(Stored records)
>> START
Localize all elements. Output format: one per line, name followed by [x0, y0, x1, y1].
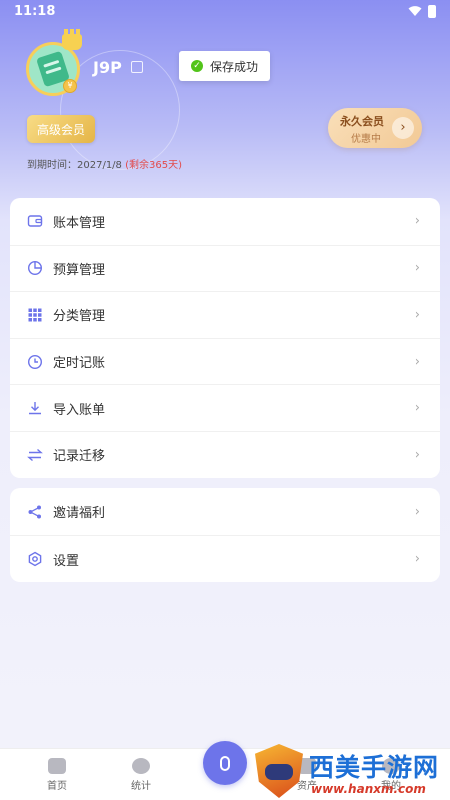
- avatar[interactable]: ¥: [26, 42, 80, 96]
- voice-record-button[interactable]: [203, 741, 247, 785]
- battery-icon: [428, 4, 436, 18]
- watermark-brand: 西美手游网: [309, 753, 440, 782]
- menu-item-migrate[interactable]: 记录迁移 ›: [10, 430, 440, 478]
- wallet-icon: [27, 213, 43, 229]
- share-icon: [27, 504, 43, 520]
- wifi-icon: [408, 6, 422, 16]
- chevron-right-icon: ›: [414, 504, 420, 519]
- chevron-right-icon: ›: [392, 117, 414, 139]
- menu-item-invite[interactable]: 邀请福利 ›: [10, 488, 440, 535]
- lifetime-title: 永久会员: [340, 115, 384, 128]
- lifetime-subtitle: 优惠中: [351, 134, 381, 145]
- expire-info: 到期时间：2027/1/8 (剩余365天): [27, 156, 182, 171]
- chevron-right-icon: ›: [414, 260, 420, 276]
- vip-badge: 高级会员: [27, 115, 95, 143]
- menu-item-label: 账本管理: [53, 215, 106, 231]
- menu-item-label: 定时记账: [53, 356, 106, 372]
- menu-item-settings[interactable]: 设置 ›: [10, 535, 440, 582]
- crown-icon: [62, 29, 82, 50]
- watermark: 西美手游网 www.hanxm.com: [255, 742, 450, 800]
- expire-label: 到期时间：2027/1/8: [27, 160, 122, 171]
- menu-item-budget[interactable]: 预算管理 ›: [10, 244, 440, 292]
- menu-item-scheduled[interactable]: 定时记账 ›: [10, 337, 440, 385]
- chevron-right-icon: ›: [414, 354, 420, 370]
- menu-item-ledger[interactable]: 账本管理 ›: [10, 198, 440, 245]
- menu-card-primary: 账本管理 › 预算管理 › 分类管理 › 定时记账 › 导入账单 › 记录迁移 …: [10, 198, 440, 478]
- microphone-icon: [220, 755, 230, 771]
- download-icon: [27, 400, 43, 416]
- chevron-right-icon: ›: [414, 307, 420, 323]
- menu-item-label: 预算管理: [53, 262, 106, 278]
- menu-card-secondary: 邀请福利 › 设置 ›: [10, 488, 440, 582]
- menu-item-import[interactable]: 导入账单 ›: [10, 384, 440, 431]
- tab-stats[interactable]: 统计: [106, 749, 176, 800]
- watermark-url: www.hanxm.com: [311, 782, 426, 796]
- pie-chart-icon: [132, 758, 150, 774]
- check-icon: ✓: [191, 60, 203, 72]
- grid-icon: [27, 307, 43, 323]
- tab-label: 统计: [131, 781, 151, 792]
- username: J9P: [93, 58, 122, 77]
- menu-item-label: 导入账单: [53, 402, 106, 418]
- menu-item-label: 分类管理: [53, 309, 106, 325]
- toast-text: 保存成功: [210, 59, 259, 74]
- coin-icon: ¥: [63, 79, 77, 93]
- chevron-right-icon: ›: [414, 551, 420, 567]
- menu-item-label: 设置: [53, 553, 80, 569]
- tab-home[interactable]: 首页: [22, 749, 92, 800]
- status-icons: [408, 4, 436, 18]
- menu-item-label: 记录迁移: [53, 449, 106, 465]
- tab-label: 首页: [47, 781, 67, 792]
- menu-item-label: 邀请福利: [53, 506, 106, 521]
- gamepad-icon: [265, 764, 293, 780]
- chevron-right-icon: ›: [414, 213, 420, 229]
- transfer-icon: [27, 447, 43, 463]
- edit-icon[interactable]: [131, 61, 143, 73]
- status-bar: 11:18: [0, 0, 450, 22]
- status-time: 11:18: [14, 3, 56, 19]
- expire-remaining: (剩余365天): [125, 160, 182, 171]
- gear-icon: [27, 551, 43, 567]
- home-icon: [48, 758, 66, 774]
- lifetime-membership-button[interactable]: 永久会员 优惠中 ›: [328, 108, 422, 148]
- chevron-right-icon: ›: [414, 447, 420, 463]
- pie-chart-icon: [27, 260, 43, 276]
- menu-item-category[interactable]: 分类管理 ›: [10, 291, 440, 338]
- toast: ✓ 保存成功: [179, 51, 270, 81]
- chevron-right-icon: ›: [414, 400, 420, 416]
- clock-icon: [27, 354, 43, 370]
>> END
- [Short task]
Set down every line of the records above verbatim, leaving out the pictures.

- [In response]
Localize all elements. Output format: one per line, name followed by [x0, y0, x1, y1].
- avatar[interactable]: ¥: [26, 42, 80, 96]
- voice-record-button[interactable]: [203, 741, 247, 785]
- battery-icon: [428, 4, 436, 18]
- watermark-brand: 西美手游网: [309, 753, 440, 782]
- menu-item-migrate[interactable]: 记录迁移 ›: [10, 430, 440, 478]
- wallet-icon: [27, 213, 43, 229]
- share-icon: [27, 504, 43, 520]
- wifi-icon: [408, 6, 422, 16]
- chevron-right-icon: ›: [414, 504, 420, 519]
- chevron-right-icon: ›: [392, 117, 414, 139]
- menu-item-invite[interactable]: 邀请福利 ›: [10, 488, 440, 535]
- lifetime-title: 永久会员: [340, 115, 384, 128]
- lifetime-subtitle: 优惠中: [351, 134, 381, 145]
- expire-info: 到期时间：2027/1/8 (剩余365天): [27, 156, 182, 171]
- chevron-right-icon: ›: [414, 260, 420, 276]
- vip-badge: 高级会员: [27, 115, 95, 143]
- menu-item-label: 账本管理: [53, 215, 106, 231]
- menu-item-label: 定时记账: [53, 356, 106, 372]
- menu-item-settings[interactable]: 设置 ›: [10, 535, 440, 582]
- crown-icon: [62, 29, 82, 50]
- watermark: 西美手游网 www.hanxm.com: [255, 742, 450, 800]
- expire-label: 到期时间：2027/1/8: [27, 160, 122, 171]
- menu-item-budget[interactable]: 预算管理 ›: [10, 244, 440, 292]
- menu-item-scheduled[interactable]: 定时记账 ›: [10, 337, 440, 385]
- chevron-right-icon: ›: [414, 354, 420, 370]
- menu-item-ledger[interactable]: 账本管理 ›: [10, 198, 440, 245]
- menu-card-primary: 账本管理 › 预算管理 › 分类管理 › 定时记账 › 导入账单 › 记录迁移 …: [10, 198, 440, 478]
- microphone-icon: [220, 755, 230, 771]
- download-icon: [27, 400, 43, 416]
- chevron-right-icon: ›: [414, 307, 420, 323]
- menu-item-label: 预算管理: [53, 262, 106, 278]
- menu-card-secondary: 邀请福利 › 设置 ›: [10, 488, 440, 582]
- menu-item-import[interactable]: 导入账单 ›: [10, 384, 440, 431]
- tab-stats[interactable]: 统计: [106, 749, 176, 800]
- watermark-url: www.hanxm.com: [311, 782, 426, 796]
- pie-chart-icon: [132, 758, 150, 774]
- check-icon: ✓: [191, 60, 203, 72]
- grid-icon: [27, 307, 43, 323]
- tab-label: 统计: [131, 781, 151, 792]
- username: J9P: [93, 58, 122, 77]
- menu-item-label: 导入账单: [53, 402, 106, 418]
- menu-item-label: 分类管理: [53, 309, 106, 325]
- toast-text: 保存成功: [210, 59, 259, 74]
- coin-icon: ¥: [63, 79, 77, 93]
- chevron-right-icon: ›: [414, 551, 420, 567]
- menu-item-label: 设置: [53, 553, 80, 569]
- tab-home[interactable]: 首页: [22, 749, 92, 800]
- status-icons: [408, 4, 436, 18]
- menu-item-label: 记录迁移: [53, 449, 106, 465]
- tab-label: 首页: [47, 781, 67, 792]
- menu-item-label: 邀请福利: [53, 506, 106, 521]
- gamepad-icon: [265, 764, 293, 780]
- chevron-right-icon: ›: [414, 213, 420, 229]
- transfer-icon: [27, 447, 43, 463]
- edit-icon[interactable]: [131, 61, 143, 73]
- status-bar: 11:18: [0, 0, 450, 22]
- status-time: 11:18: [14, 3, 56, 19]
- expire-remaining: (剩余365天): [125, 160, 182, 171]
- gear-icon: [27, 551, 43, 567]
- home-icon: [48, 758, 66, 774]
- lifetime-membership-button[interactable]: 永久会员 优惠中 ›: [328, 108, 422, 148]
- chevron-right-icon: ›: [414, 447, 420, 463]
- pie-chart-icon: [27, 260, 43, 276]
- menu-item-category[interactable]: 分类管理 ›: [10, 291, 440, 338]
- toast: ✓ 保存成功: [179, 51, 270, 81]
- chevron-right-icon: ›: [414, 400, 420, 416]
- clock-icon: [27, 354, 43, 370]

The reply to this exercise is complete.